**GOAL OF THE EXERCISE:** Restate the whole of the material. Keep every word, and drop the pictures.

Figure record extracts:

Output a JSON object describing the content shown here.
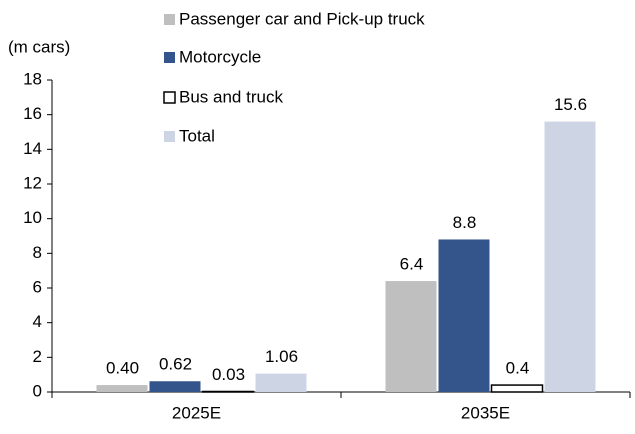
{
  "chart_data": {
    "type": "bar",
    "y_axis_label": "(m cars)",
    "categories": [
      "2025E",
      "2035E"
    ],
    "series": [
      {
        "name": "Passenger car and Pick-up truck",
        "color": "#bfbfbf",
        "values": [
          0.4,
          6.4
        ],
        "value_labels": [
          "0.40",
          "6.4"
        ]
      },
      {
        "name": "Motorcycle",
        "color": "#34558b",
        "values": [
          0.62,
          8.8
        ],
        "value_labels": [
          "0.62",
          "8.8"
        ]
      },
      {
        "name": "Bus and truck",
        "color": "#ffffff",
        "values": [
          0.03,
          0.4
        ],
        "value_labels": [
          "0.03",
          "0.4"
        ]
      },
      {
        "name": "Total",
        "color": "#cdd5e4",
        "values": [
          1.06,
          15.6
        ],
        "value_labels": [
          "1.06",
          "15.6"
        ]
      }
    ],
    "ylim": [
      0,
      18
    ],
    "yticks": [
      0,
      2,
      4,
      6,
      8,
      10,
      12,
      14,
      16,
      18
    ],
    "grid": false
  }
}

**FINAL RESULT:**
Output a JSON object describing the content shown here.
{
  "chart_data": {
    "type": "bar",
    "y_axis_label": "(m cars)",
    "categories": [
      "2025E",
      "2035E"
    ],
    "series": [
      {
        "name": "Passenger car and Pick-up truck",
        "color": "#bfbfbf",
        "values": [
          0.4,
          6.4
        ],
        "value_labels": [
          "0.40",
          "6.4"
        ]
      },
      {
        "name": "Motorcycle",
        "color": "#34558b",
        "values": [
          0.62,
          8.8
        ],
        "value_labels": [
          "0.62",
          "8.8"
        ]
      },
      {
        "name": "Bus and truck",
        "color": "#ffffff",
        "values": [
          0.03,
          0.4
        ],
        "value_labels": [
          "0.03",
          "0.4"
        ]
      },
      {
        "name": "Total",
        "color": "#cdd5e4",
        "values": [
          1.06,
          15.6
        ],
        "value_labels": [
          "1.06",
          "15.6"
        ]
      }
    ],
    "ylim": [
      0,
      18
    ],
    "yticks": [
      0,
      2,
      4,
      6,
      8,
      10,
      12,
      14,
      16,
      18
    ],
    "grid": false
  }
}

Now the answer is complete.